** begin **

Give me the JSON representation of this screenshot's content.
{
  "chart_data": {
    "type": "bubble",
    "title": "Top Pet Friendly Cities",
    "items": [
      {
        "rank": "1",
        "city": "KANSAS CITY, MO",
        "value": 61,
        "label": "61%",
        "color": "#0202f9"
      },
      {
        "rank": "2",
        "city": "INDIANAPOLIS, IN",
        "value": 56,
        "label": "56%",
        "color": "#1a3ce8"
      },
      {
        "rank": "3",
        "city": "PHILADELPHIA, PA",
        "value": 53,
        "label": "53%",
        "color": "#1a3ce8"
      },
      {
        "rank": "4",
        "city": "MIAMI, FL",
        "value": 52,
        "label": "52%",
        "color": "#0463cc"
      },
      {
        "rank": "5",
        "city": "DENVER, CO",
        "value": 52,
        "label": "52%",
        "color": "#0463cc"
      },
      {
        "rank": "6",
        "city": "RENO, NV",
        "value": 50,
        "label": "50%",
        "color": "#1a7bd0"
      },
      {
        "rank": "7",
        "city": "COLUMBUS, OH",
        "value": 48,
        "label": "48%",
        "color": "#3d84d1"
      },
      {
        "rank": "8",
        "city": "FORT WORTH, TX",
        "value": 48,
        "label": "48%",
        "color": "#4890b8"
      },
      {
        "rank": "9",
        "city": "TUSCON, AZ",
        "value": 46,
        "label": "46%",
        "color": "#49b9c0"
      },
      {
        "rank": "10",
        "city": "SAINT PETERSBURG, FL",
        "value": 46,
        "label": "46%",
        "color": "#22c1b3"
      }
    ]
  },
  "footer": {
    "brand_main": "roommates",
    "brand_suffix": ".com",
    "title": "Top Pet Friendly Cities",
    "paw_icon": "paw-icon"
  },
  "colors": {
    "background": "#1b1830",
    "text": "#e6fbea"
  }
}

** end **

Retype all the material above precisely, with no line left out.

_Answer to the exercise_
Give me the JSON representation of this screenshot's content.
{
  "chart_data": {
    "type": "bubble",
    "title": "Top Pet Friendly Cities",
    "items": [
      {
        "rank": "1",
        "city": "KANSAS CITY, MO",
        "value": 61,
        "label": "61%",
        "color": "#0202f9"
      },
      {
        "rank": "2",
        "city": "INDIANAPOLIS, IN",
        "value": 56,
        "label": "56%",
        "color": "#1a3ce8"
      },
      {
        "rank": "3",
        "city": "PHILADELPHIA, PA",
        "value": 53,
        "label": "53%",
        "color": "#1a3ce8"
      },
      {
        "rank": "4",
        "city": "MIAMI, FL",
        "value": 52,
        "label": "52%",
        "color": "#0463cc"
      },
      {
        "rank": "5",
        "city": "DENVER, CO",
        "value": 52,
        "label": "52%",
        "color": "#0463cc"
      },
      {
        "rank": "6",
        "city": "RENO, NV",
        "value": 50,
        "label": "50%",
        "color": "#1a7bd0"
      },
      {
        "rank": "7",
        "city": "COLUMBUS, OH",
        "value": 48,
        "label": "48%",
        "color": "#3d84d1"
      },
      {
        "rank": "8",
        "city": "FORT WORTH, TX",
        "value": 48,
        "label": "48%",
        "color": "#4890b8"
      },
      {
        "rank": "9",
        "city": "TUSCON, AZ",
        "value": 46,
        "label": "46%",
        "color": "#49b9c0"
      },
      {
        "rank": "10",
        "city": "SAINT PETERSBURG, FL",
        "value": 46,
        "label": "46%",
        "color": "#22c1b3"
      }
    ]
  },
  "footer": {
    "brand_main": "roommates",
    "brand_suffix": ".com",
    "title": "Top Pet Friendly Cities",
    "paw_icon": "paw-icon"
  },
  "colors": {
    "background": "#1b1830",
    "text": "#e6fbea"
  }
}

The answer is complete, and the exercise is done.